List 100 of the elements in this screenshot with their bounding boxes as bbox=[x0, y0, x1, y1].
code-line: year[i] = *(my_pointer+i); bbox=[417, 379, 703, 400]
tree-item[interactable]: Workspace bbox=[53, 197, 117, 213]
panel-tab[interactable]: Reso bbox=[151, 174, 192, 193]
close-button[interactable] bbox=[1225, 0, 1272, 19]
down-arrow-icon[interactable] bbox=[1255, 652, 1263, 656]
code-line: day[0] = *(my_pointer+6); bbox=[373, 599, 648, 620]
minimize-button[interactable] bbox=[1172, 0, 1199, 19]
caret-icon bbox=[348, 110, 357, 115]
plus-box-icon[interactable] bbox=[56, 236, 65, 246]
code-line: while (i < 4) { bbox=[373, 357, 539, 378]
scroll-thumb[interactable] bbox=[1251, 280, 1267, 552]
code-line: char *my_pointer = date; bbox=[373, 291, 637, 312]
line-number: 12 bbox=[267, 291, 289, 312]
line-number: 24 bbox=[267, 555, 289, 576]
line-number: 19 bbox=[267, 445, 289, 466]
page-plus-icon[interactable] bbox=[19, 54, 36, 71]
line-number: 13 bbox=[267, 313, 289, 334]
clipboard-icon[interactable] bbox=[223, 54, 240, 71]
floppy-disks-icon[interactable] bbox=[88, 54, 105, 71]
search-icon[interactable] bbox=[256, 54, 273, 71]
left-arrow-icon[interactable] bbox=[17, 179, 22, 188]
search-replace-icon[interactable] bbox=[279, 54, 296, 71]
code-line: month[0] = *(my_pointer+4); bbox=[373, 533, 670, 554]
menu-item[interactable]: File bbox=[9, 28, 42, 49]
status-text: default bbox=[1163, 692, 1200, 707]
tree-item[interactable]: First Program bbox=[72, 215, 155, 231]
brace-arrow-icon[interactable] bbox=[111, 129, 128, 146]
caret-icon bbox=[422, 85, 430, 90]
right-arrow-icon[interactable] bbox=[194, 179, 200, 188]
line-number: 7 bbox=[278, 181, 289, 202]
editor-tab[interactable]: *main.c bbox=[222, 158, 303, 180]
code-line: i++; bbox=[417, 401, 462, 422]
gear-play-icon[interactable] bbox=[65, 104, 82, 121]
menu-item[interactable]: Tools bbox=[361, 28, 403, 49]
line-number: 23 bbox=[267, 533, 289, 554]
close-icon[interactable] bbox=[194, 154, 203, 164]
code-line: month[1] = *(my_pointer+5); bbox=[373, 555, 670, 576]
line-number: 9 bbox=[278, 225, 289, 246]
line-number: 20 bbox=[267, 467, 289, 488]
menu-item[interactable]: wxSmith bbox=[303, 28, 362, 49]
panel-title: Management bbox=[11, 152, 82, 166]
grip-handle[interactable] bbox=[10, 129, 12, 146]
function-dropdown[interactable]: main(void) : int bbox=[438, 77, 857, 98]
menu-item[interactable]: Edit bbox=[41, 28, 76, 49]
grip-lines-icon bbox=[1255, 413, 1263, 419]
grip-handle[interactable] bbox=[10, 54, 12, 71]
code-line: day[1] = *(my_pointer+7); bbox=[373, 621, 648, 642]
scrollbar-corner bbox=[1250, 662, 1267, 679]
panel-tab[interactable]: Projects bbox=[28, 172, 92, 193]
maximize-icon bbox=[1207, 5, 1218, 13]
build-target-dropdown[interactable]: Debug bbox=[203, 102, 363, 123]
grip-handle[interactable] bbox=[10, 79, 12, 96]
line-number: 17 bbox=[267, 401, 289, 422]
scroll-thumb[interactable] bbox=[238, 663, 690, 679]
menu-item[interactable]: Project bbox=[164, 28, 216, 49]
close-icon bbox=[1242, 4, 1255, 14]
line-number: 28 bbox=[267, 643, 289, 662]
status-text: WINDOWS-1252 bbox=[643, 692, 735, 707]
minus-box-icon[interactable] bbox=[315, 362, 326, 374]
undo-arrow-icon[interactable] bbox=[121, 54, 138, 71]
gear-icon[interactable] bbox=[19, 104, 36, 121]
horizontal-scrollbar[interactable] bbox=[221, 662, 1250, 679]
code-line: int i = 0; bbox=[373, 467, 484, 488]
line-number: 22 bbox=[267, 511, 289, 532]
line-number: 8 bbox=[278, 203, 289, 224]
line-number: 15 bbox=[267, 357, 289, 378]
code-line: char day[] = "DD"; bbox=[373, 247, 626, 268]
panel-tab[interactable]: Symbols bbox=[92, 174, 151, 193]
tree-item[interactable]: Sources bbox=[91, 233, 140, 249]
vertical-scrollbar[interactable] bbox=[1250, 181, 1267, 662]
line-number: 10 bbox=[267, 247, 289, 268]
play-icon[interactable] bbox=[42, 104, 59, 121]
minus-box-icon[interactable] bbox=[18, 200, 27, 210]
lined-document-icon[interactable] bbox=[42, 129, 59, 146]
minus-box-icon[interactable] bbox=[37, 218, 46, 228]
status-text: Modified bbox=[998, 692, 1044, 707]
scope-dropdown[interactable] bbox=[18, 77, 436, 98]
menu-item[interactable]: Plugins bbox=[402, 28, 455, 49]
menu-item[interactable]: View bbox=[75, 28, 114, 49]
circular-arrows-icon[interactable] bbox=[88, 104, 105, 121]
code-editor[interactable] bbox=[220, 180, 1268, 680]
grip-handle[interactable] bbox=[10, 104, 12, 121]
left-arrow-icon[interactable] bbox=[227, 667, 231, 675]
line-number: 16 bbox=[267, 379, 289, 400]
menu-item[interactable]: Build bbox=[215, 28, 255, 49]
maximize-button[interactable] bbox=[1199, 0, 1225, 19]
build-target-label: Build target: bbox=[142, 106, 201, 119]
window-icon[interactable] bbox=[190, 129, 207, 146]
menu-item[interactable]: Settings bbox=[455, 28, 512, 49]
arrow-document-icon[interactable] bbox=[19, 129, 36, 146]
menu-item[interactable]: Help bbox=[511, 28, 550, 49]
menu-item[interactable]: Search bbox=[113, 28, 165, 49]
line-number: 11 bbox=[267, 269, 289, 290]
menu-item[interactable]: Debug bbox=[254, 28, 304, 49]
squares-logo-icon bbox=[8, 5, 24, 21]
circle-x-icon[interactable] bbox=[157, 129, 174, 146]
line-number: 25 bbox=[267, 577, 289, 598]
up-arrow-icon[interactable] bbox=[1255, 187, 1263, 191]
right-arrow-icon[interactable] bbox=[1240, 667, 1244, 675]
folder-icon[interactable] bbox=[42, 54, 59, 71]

TASK DETAILS
Reproduce the listing above line for line, with no changes.

SOLUTION TO THIS TASK
List 100 of the elements in this screenshot with their bounding boxes as bbox=[x0, y0, x1, y1].
code-line: year[i] = *(my_pointer+i); bbox=[417, 379, 703, 400]
tree-item[interactable]: Workspace bbox=[53, 197, 117, 213]
panel-tab[interactable]: Reso bbox=[151, 174, 192, 193]
close-button[interactable] bbox=[1225, 0, 1272, 19]
down-arrow-icon[interactable] bbox=[1255, 652, 1263, 656]
code-line: day[0] = *(my_pointer+6); bbox=[373, 599, 648, 620]
minimize-button[interactable] bbox=[1172, 0, 1199, 19]
caret-icon bbox=[348, 110, 357, 115]
plus-box-icon[interactable] bbox=[56, 236, 65, 246]
code-line: while (i < 4) { bbox=[373, 357, 539, 378]
scroll-thumb[interactable] bbox=[1251, 280, 1267, 552]
code-line: char *my_pointer = date; bbox=[373, 291, 637, 312]
line-number: 12 bbox=[267, 291, 289, 312]
line-number: 24 bbox=[267, 555, 289, 576]
line-number: 19 bbox=[267, 445, 289, 466]
page-plus-icon[interactable] bbox=[19, 54, 36, 71]
line-number: 13 bbox=[267, 313, 289, 334]
clipboard-icon[interactable] bbox=[223, 54, 240, 71]
floppy-disks-icon[interactable] bbox=[88, 54, 105, 71]
search-icon[interactable] bbox=[256, 54, 273, 71]
left-arrow-icon[interactable] bbox=[17, 179, 22, 188]
search-replace-icon[interactable] bbox=[279, 54, 296, 71]
code-line: month[0] = *(my_pointer+4); bbox=[373, 533, 670, 554]
menu-item[interactable]: File bbox=[9, 28, 42, 49]
status-text: default bbox=[1163, 692, 1200, 707]
tree-item[interactable]: First Program bbox=[72, 215, 155, 231]
brace-arrow-icon[interactable] bbox=[111, 129, 128, 146]
caret-icon bbox=[422, 85, 430, 90]
right-arrow-icon[interactable] bbox=[194, 179, 200, 188]
line-number: 7 bbox=[278, 181, 289, 202]
editor-tab[interactable]: *main.c bbox=[222, 158, 303, 180]
code-line: i++; bbox=[417, 401, 462, 422]
gear-play-icon[interactable] bbox=[65, 104, 82, 121]
menu-item[interactable]: Tools bbox=[361, 28, 403, 49]
line-number: 23 bbox=[267, 533, 289, 554]
close-icon[interactable] bbox=[194, 154, 203, 164]
code-line: month[1] = *(my_pointer+5); bbox=[373, 555, 670, 576]
line-number: 9 bbox=[278, 225, 289, 246]
line-number: 20 bbox=[267, 467, 289, 488]
menu-item[interactable]: wxSmith bbox=[303, 28, 362, 49]
panel-title: Management bbox=[11, 152, 82, 166]
grip-handle[interactable] bbox=[10, 129, 12, 146]
function-dropdown[interactable]: main(void) : int bbox=[438, 77, 857, 98]
menu-item[interactable]: Edit bbox=[41, 28, 76, 49]
grip-lines-icon bbox=[1255, 413, 1263, 419]
grip-handle[interactable] bbox=[10, 54, 12, 71]
code-line: day[1] = *(my_pointer+7); bbox=[373, 621, 648, 642]
scrollbar-corner bbox=[1250, 662, 1267, 679]
panel-tab[interactable]: Projects bbox=[28, 172, 92, 193]
maximize-icon bbox=[1207, 5, 1218, 13]
build-target-dropdown[interactable]: Debug bbox=[203, 102, 363, 123]
grip-handle[interactable] bbox=[10, 79, 12, 96]
line-number: 17 bbox=[267, 401, 289, 422]
scroll-thumb[interactable] bbox=[238, 663, 690, 679]
menu-item[interactable]: Project bbox=[164, 28, 216, 49]
close-icon bbox=[1242, 4, 1255, 14]
line-number: 28 bbox=[267, 643, 289, 662]
status-text: WINDOWS-1252 bbox=[643, 692, 735, 707]
minus-box-icon[interactable] bbox=[315, 362, 326, 374]
undo-arrow-icon[interactable] bbox=[121, 54, 138, 71]
gear-icon[interactable] bbox=[19, 104, 36, 121]
horizontal-scrollbar[interactable] bbox=[221, 662, 1250, 679]
code-line: int i = 0; bbox=[373, 467, 484, 488]
line-number: 22 bbox=[267, 511, 289, 532]
line-number: 8 bbox=[278, 203, 289, 224]
line-number: 15 bbox=[267, 357, 289, 378]
code-line: char day[] = "DD"; bbox=[373, 247, 626, 268]
panel-tab[interactable]: Symbols bbox=[92, 174, 151, 193]
tree-item[interactable]: Sources bbox=[91, 233, 140, 249]
vertical-scrollbar[interactable] bbox=[1250, 181, 1267, 662]
line-number: 10 bbox=[267, 247, 289, 268]
play-icon[interactable] bbox=[42, 104, 59, 121]
minus-box-icon[interactable] bbox=[18, 200, 27, 210]
lined-document-icon[interactable] bbox=[42, 129, 59, 146]
minus-box-icon[interactable] bbox=[37, 218, 46, 228]
status-text: Modified bbox=[998, 692, 1044, 707]
scope-dropdown[interactable] bbox=[18, 77, 436, 98]
menu-item[interactable]: Plugins bbox=[402, 28, 455, 49]
menu-item[interactable]: View bbox=[75, 28, 114, 49]
circular-arrows-icon[interactable] bbox=[88, 104, 105, 121]
code-editor[interactable] bbox=[220, 180, 1268, 680]
grip-handle[interactable] bbox=[10, 104, 12, 121]
left-arrow-icon[interactable] bbox=[227, 667, 231, 675]
line-number: 16 bbox=[267, 379, 289, 400]
menu-item[interactable]: Build bbox=[215, 28, 255, 49]
maximize-button[interactable] bbox=[1199, 0, 1225, 19]
build-target-label: Build target: bbox=[142, 106, 201, 119]
window-icon[interactable] bbox=[190, 129, 207, 146]
menu-item[interactable]: Settings bbox=[455, 28, 512, 49]
arrow-document-icon[interactable] bbox=[19, 129, 36, 146]
menu-item[interactable]: Help bbox=[511, 28, 550, 49]
menu-item[interactable]: Search bbox=[113, 28, 165, 49]
line-number: 11 bbox=[267, 269, 289, 290]
menu-item[interactable]: Debug bbox=[254, 28, 304, 49]
squares-logo-icon bbox=[8, 5, 24, 21]
circle-x-icon[interactable] bbox=[157, 129, 174, 146]
line-number: 25 bbox=[267, 577, 289, 598]
up-arrow-icon[interactable] bbox=[1255, 187, 1263, 191]
right-arrow-icon[interactable] bbox=[1240, 667, 1244, 675]
folder-icon[interactable] bbox=[42, 54, 59, 71]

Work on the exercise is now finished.